-- start DATA --
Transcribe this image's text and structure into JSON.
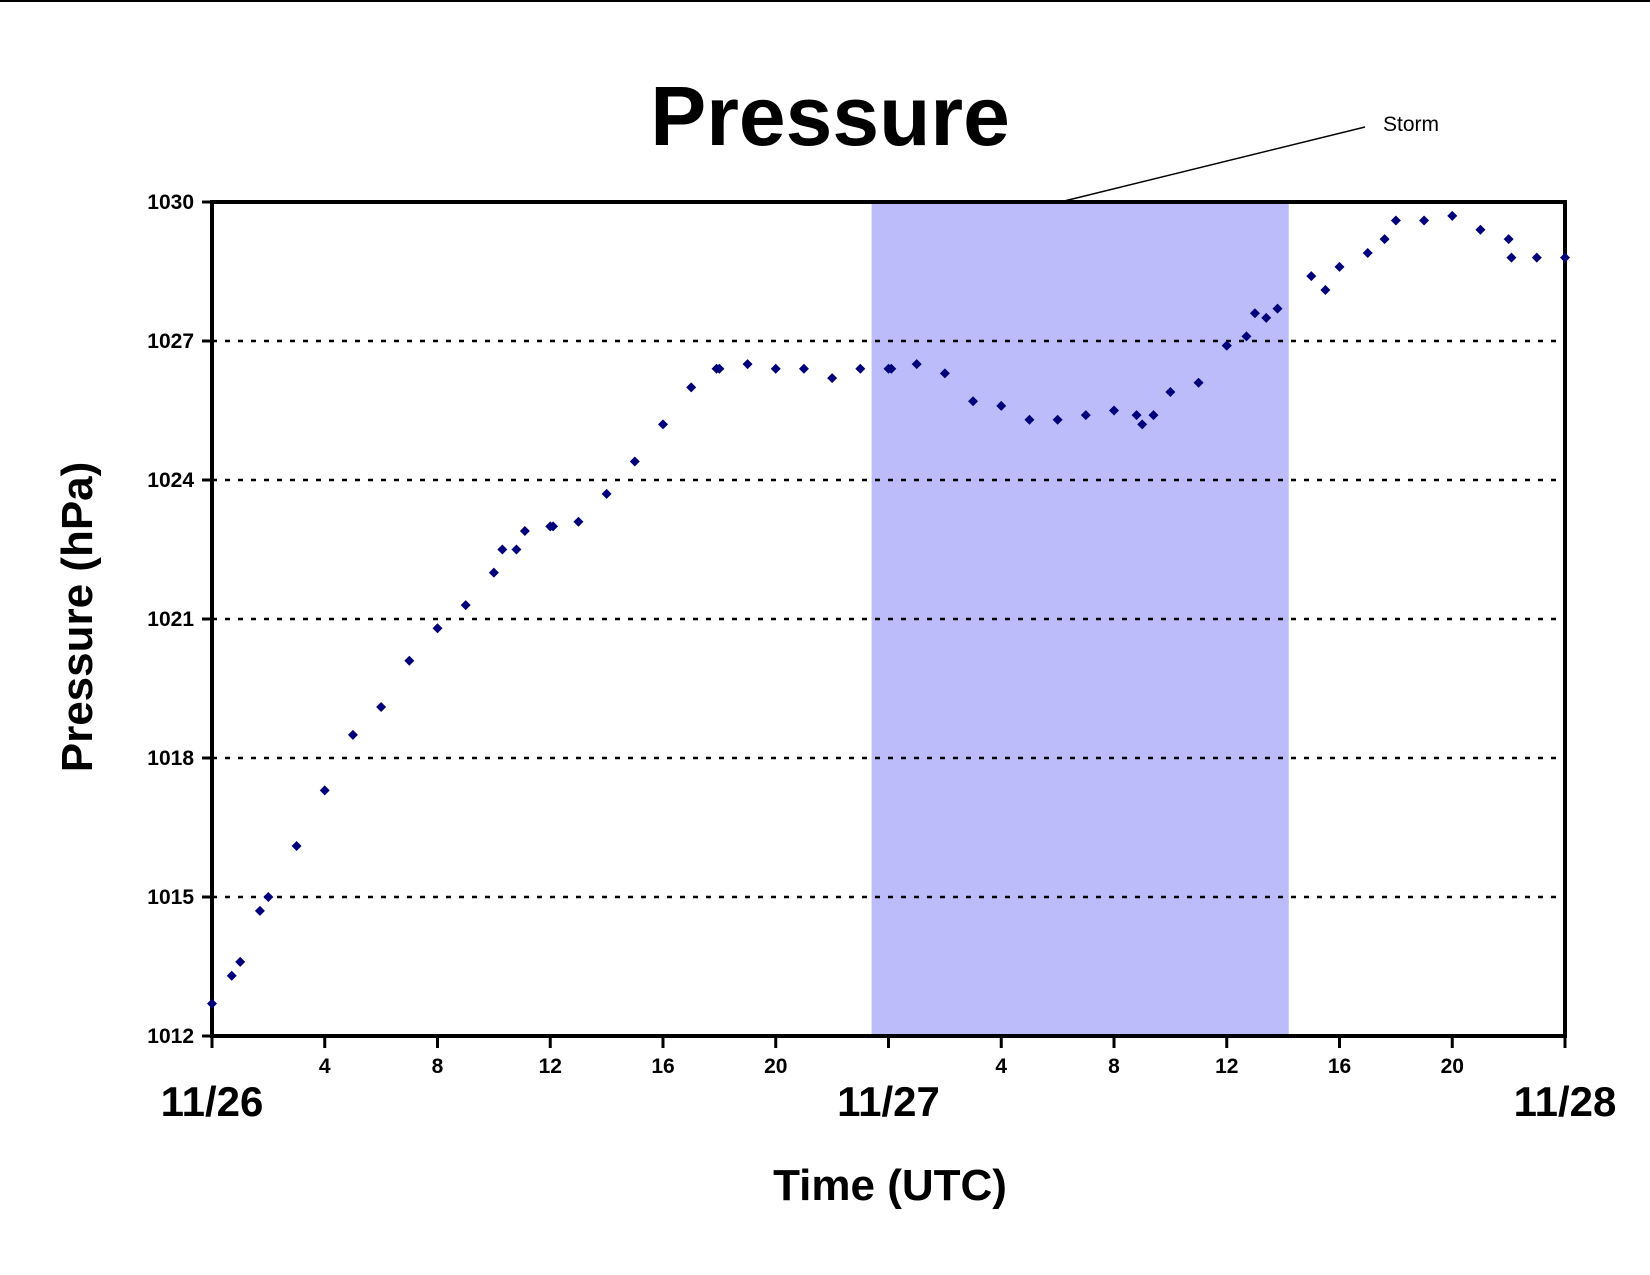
{
  "chart_data": {
    "type": "scatter",
    "title": "Pressure",
    "xlabel": "Time (UTC)",
    "ylabel": "Pressure (hPa)",
    "x_unit": "hours since 11/26 00 UTC",
    "xlim": [
      0,
      48
    ],
    "ylim": [
      1012,
      1030
    ],
    "yticks": [
      "1012",
      "1015",
      "1018",
      "1021",
      "1024",
      "1027",
      "1030"
    ],
    "xtick_hours": [
      "4",
      "8",
      "12",
      "16",
      "20",
      "4",
      "8",
      "12",
      "16",
      "20"
    ],
    "date_labels": [
      "11/26",
      "11/27",
      "11/28"
    ],
    "grid": "horizontal dotted at each y tick",
    "marker_color": "#00007a",
    "highlight": {
      "label": "Storm",
      "x_start": 23.4,
      "x_end": 38.2,
      "color": "#bcbcfb"
    },
    "series": [
      {
        "x": [
          0,
          0.7,
          1,
          1.7,
          2,
          3,
          4,
          5,
          6,
          7,
          8,
          9,
          10,
          10.3,
          10.8,
          11.1,
          12,
          12.1,
          13,
          14,
          15,
          16,
          17,
          17.9,
          18,
          19,
          20,
          21,
          22,
          23,
          24,
          24.1,
          25,
          26,
          27,
          28,
          29,
          30,
          31,
          32,
          32.8,
          33,
          33.4,
          34,
          35,
          36,
          36,
          36.7,
          37,
          37.4,
          37.8,
          39,
          39.5,
          40,
          41,
          41.6,
          42,
          43,
          44,
          45,
          46,
          46.1,
          47,
          48
        ],
        "y": [
          1012.7,
          1013.3,
          1013.6,
          1014.7,
          1015,
          1016.1,
          1017.3,
          1018.5,
          1019.1,
          1020.1,
          1020.8,
          1021.3,
          1022,
          1022.5,
          1022.5,
          1022.9,
          1023,
          1023,
          1023.1,
          1023.7,
          1024.4,
          1025.2,
          1026,
          1026.4,
          1026.4,
          1026.5,
          1026.4,
          1026.4,
          1026.2,
          1026.4,
          1026.4,
          1026.4,
          1026.5,
          1026.3,
          1025.7,
          1025.6,
          1025.3,
          1025.3,
          1025.4,
          1025.5,
          1025.4,
          1025.2,
          1025.4,
          1025.9,
          1026.1,
          1026.9,
          1026.9,
          1027.1,
          1027.6,
          1027.5,
          1027.7,
          1028.4,
          1028.1,
          1028.6,
          1028.9,
          1029.2,
          1029.6,
          1029.6,
          1029.7,
          1029.4,
          1029.2,
          1028.8,
          1028.8,
          1028.8
        ]
      }
    ]
  }
}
-- end DATA --
» TASK DETAILS
Leave out all pictures, then copy the remaining material exactly.

» WRITTEN ANSWER
Transcribe this image's text and structure into JSON.
{
  "chart_data": {
    "type": "scatter",
    "title": "Pressure",
    "xlabel": "Time (UTC)",
    "ylabel": "Pressure (hPa)",
    "x_unit": "hours since 11/26 00 UTC",
    "xlim": [
      0,
      48
    ],
    "ylim": [
      1012,
      1030
    ],
    "yticks": [
      "1012",
      "1015",
      "1018",
      "1021",
      "1024",
      "1027",
      "1030"
    ],
    "xtick_hours": [
      "4",
      "8",
      "12",
      "16",
      "20",
      "4",
      "8",
      "12",
      "16",
      "20"
    ],
    "date_labels": [
      "11/26",
      "11/27",
      "11/28"
    ],
    "grid": "horizontal dotted at each y tick",
    "marker_color": "#00007a",
    "highlight": {
      "label": "Storm",
      "x_start": 23.4,
      "x_end": 38.2,
      "color": "#bcbcfb"
    },
    "series": [
      {
        "x": [
          0,
          0.7,
          1,
          1.7,
          2,
          3,
          4,
          5,
          6,
          7,
          8,
          9,
          10,
          10.3,
          10.8,
          11.1,
          12,
          12.1,
          13,
          14,
          15,
          16,
          17,
          17.9,
          18,
          19,
          20,
          21,
          22,
          23,
          24,
          24.1,
          25,
          26,
          27,
          28,
          29,
          30,
          31,
          32,
          32.8,
          33,
          33.4,
          34,
          35,
          36,
          36,
          36.7,
          37,
          37.4,
          37.8,
          39,
          39.5,
          40,
          41,
          41.6,
          42,
          43,
          44,
          45,
          46,
          46.1,
          47,
          48
        ],
        "y": [
          1012.7,
          1013.3,
          1013.6,
          1014.7,
          1015,
          1016.1,
          1017.3,
          1018.5,
          1019.1,
          1020.1,
          1020.8,
          1021.3,
          1022,
          1022.5,
          1022.5,
          1022.9,
          1023,
          1023,
          1023.1,
          1023.7,
          1024.4,
          1025.2,
          1026,
          1026.4,
          1026.4,
          1026.5,
          1026.4,
          1026.4,
          1026.2,
          1026.4,
          1026.4,
          1026.4,
          1026.5,
          1026.3,
          1025.7,
          1025.6,
          1025.3,
          1025.3,
          1025.4,
          1025.5,
          1025.4,
          1025.2,
          1025.4,
          1025.9,
          1026.1,
          1026.9,
          1026.9,
          1027.1,
          1027.6,
          1027.5,
          1027.7,
          1028.4,
          1028.1,
          1028.6,
          1028.9,
          1029.2,
          1029.6,
          1029.6,
          1029.7,
          1029.4,
          1029.2,
          1028.8,
          1028.8,
          1028.8
        ]
      }
    ]
  }
}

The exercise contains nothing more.